### Problem requirements
Filter the listing and keep only the lines with the word "text".

____ Material for the task

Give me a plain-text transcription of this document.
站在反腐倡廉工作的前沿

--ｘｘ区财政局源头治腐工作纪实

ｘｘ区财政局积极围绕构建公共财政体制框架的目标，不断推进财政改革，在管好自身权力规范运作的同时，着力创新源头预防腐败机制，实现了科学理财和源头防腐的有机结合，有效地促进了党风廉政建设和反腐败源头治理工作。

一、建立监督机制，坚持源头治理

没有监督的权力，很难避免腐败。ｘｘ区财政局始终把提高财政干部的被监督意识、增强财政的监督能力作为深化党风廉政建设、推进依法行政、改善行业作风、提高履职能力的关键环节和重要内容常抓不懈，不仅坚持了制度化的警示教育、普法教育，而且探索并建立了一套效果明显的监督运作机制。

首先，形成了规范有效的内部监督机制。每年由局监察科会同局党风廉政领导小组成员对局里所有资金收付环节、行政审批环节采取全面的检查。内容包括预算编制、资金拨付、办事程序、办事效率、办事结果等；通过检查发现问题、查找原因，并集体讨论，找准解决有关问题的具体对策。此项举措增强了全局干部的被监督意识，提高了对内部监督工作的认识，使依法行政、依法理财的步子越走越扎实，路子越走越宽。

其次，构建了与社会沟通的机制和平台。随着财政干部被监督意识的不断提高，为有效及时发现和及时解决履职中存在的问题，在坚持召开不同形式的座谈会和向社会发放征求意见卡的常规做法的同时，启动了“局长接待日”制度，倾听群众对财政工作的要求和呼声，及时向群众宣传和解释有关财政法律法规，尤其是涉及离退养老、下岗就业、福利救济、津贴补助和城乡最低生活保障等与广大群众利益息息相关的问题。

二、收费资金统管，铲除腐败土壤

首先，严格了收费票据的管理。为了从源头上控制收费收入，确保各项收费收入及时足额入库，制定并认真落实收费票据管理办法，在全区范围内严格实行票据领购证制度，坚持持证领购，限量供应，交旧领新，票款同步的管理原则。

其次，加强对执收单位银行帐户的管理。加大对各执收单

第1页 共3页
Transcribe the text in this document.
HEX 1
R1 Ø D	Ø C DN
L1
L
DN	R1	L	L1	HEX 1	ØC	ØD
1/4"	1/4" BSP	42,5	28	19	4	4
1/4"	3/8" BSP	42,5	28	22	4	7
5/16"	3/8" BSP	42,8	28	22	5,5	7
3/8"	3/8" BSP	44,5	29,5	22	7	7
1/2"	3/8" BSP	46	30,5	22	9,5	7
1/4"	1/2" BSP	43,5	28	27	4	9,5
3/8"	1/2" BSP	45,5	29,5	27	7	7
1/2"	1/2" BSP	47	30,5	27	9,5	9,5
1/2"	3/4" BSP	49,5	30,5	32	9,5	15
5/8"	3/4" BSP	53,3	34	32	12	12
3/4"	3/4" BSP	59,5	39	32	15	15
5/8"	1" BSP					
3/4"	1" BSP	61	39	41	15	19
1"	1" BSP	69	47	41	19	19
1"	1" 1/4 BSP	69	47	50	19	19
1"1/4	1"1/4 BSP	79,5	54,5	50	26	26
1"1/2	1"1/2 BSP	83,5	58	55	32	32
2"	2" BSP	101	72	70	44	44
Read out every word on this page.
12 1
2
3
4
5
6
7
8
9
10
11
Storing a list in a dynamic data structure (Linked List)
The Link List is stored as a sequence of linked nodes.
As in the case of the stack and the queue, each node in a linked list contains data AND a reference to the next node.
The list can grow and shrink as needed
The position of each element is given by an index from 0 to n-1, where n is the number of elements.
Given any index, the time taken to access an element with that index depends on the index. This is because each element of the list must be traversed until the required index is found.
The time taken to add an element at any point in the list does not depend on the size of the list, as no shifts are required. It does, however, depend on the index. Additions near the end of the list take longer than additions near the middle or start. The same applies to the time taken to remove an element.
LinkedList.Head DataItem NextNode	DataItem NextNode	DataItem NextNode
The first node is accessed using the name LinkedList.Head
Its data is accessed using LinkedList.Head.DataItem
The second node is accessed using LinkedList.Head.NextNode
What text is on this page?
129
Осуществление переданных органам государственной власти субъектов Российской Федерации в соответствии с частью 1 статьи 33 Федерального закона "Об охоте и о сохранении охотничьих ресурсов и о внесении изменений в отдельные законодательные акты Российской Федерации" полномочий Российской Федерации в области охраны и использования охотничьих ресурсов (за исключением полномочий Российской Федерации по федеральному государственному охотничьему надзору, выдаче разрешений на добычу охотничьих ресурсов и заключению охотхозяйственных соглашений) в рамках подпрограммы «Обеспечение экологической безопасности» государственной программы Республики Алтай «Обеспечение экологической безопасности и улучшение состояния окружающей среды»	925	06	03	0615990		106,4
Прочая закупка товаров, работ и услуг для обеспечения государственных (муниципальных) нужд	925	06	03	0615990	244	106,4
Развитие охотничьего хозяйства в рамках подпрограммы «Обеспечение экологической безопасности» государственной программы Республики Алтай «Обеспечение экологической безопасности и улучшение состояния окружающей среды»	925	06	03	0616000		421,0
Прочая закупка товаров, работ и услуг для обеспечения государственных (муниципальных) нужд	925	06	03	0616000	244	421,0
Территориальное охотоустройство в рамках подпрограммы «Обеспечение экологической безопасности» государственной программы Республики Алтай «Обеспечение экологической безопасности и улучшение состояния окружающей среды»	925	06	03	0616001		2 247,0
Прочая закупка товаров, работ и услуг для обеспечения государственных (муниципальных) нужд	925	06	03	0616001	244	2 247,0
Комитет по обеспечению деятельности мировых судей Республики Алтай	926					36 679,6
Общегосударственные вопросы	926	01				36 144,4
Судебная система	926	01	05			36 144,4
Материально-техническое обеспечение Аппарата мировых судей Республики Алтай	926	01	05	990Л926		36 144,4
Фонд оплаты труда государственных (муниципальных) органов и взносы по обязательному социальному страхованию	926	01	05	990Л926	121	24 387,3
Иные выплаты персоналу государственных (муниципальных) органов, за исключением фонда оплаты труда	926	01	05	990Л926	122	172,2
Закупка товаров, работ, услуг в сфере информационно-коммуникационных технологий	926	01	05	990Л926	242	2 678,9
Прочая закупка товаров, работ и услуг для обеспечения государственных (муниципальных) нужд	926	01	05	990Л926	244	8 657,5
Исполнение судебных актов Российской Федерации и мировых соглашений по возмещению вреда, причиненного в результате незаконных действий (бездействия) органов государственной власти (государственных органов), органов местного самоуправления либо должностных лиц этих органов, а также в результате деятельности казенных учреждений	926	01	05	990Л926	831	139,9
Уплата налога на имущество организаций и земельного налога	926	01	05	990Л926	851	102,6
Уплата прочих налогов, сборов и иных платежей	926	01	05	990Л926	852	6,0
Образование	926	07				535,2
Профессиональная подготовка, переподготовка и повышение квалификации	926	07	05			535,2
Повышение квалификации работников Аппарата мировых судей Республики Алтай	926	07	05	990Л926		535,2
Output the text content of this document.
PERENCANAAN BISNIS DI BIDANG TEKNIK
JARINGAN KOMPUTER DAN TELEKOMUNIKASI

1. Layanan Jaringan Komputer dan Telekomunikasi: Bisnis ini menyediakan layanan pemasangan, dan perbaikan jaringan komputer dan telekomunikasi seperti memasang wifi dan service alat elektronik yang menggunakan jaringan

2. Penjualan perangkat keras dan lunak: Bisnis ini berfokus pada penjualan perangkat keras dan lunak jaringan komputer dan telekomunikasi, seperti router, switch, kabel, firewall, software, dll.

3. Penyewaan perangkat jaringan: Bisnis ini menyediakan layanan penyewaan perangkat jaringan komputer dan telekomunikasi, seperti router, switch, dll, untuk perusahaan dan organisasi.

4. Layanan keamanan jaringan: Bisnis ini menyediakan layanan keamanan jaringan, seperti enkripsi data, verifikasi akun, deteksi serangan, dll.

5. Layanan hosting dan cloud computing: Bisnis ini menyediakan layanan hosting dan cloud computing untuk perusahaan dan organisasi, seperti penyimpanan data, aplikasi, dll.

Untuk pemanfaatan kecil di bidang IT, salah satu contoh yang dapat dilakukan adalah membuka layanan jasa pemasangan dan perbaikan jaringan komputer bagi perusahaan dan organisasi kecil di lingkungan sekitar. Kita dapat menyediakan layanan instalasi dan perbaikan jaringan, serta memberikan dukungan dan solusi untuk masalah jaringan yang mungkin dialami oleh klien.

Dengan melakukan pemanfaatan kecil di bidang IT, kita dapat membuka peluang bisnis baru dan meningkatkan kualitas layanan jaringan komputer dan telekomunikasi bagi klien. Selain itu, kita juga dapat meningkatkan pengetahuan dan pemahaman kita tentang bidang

________

### Task answer
Give me a plain-text transcription of this document.
Transcribe the text in this document.
What text is on this page?
Output the text content of this document.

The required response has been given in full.